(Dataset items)

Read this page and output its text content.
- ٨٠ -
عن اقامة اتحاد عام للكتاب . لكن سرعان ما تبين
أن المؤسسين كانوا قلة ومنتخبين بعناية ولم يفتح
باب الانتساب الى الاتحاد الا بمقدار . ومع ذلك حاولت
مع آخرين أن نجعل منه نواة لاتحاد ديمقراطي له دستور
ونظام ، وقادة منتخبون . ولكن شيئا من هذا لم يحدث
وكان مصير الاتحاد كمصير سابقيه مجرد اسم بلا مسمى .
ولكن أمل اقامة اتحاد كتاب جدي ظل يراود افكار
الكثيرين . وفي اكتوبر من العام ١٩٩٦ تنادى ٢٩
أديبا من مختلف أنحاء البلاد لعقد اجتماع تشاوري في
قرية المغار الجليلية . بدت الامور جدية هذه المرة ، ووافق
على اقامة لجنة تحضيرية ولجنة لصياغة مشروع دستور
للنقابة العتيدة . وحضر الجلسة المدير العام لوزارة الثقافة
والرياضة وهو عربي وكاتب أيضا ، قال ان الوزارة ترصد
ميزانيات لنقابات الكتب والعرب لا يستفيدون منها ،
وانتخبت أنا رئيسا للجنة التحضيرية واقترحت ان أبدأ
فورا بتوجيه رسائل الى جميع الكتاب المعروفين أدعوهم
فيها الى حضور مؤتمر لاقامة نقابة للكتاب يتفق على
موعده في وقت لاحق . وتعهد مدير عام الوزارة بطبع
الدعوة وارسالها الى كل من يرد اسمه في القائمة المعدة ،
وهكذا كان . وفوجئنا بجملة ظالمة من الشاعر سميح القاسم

EXERCISE:
Repeat all of the records above exactly as written.

ANSWER TO THIS PROBLEM:
Read this page and output its text content.
- ٨٠ -
عن اقامة اتحاد عام للكتاب . لكن سرعان ما تبين
أن المؤسسين كانوا قلة ومنتخبين بعناية ولم يفتح
باب الانتساب الى الاتحاد الا بمقدار . ومع ذلك حاولت
مع آخرين أن نجعل منه نواة لاتحاد ديمقراطي له دستور
ونظام ، وقادة منتخبون . ولكن شيئا من هذا لم يحدث
وكان مصير الاتحاد كمصير سابقيه مجرد اسم بلا مسمى .
ولكن أمل اقامة اتحاد كتاب جدي ظل يراود افكار
الكثيرين . وفي اكتوبر من العام ١٩٩٦ تنادى ٢٩
أديبا من مختلف أنحاء البلاد لعقد اجتماع تشاوري في
قرية المغار الجليلية . بدت الامور جدية هذه المرة ، ووافق
على اقامة لجنة تحضيرية ولجنة لصياغة مشروع دستور
للنقابة العتيدة . وحضر الجلسة المدير العام لوزارة الثقافة
والرياضة وهو عربي وكاتب أيضا ، قال ان الوزارة ترصد
ميزانيات لنقابات الكتب والعرب لا يستفيدون منها ،
وانتخبت أنا رئيسا للجنة التحضيرية واقترحت ان أبدأ
فورا بتوجيه رسائل الى جميع الكتاب المعروفين أدعوهم
فيها الى حضور مؤتمر لاقامة نقابة للكتاب يتفق على
موعده في وقت لاحق . وتعهد مدير عام الوزارة بطبع
الدعوة وارسالها الى كل من يرد اسمه في القائمة المعدة ،
وهكذا كان . وفوجئنا بجملة ظالمة من الشاعر سميح القاسم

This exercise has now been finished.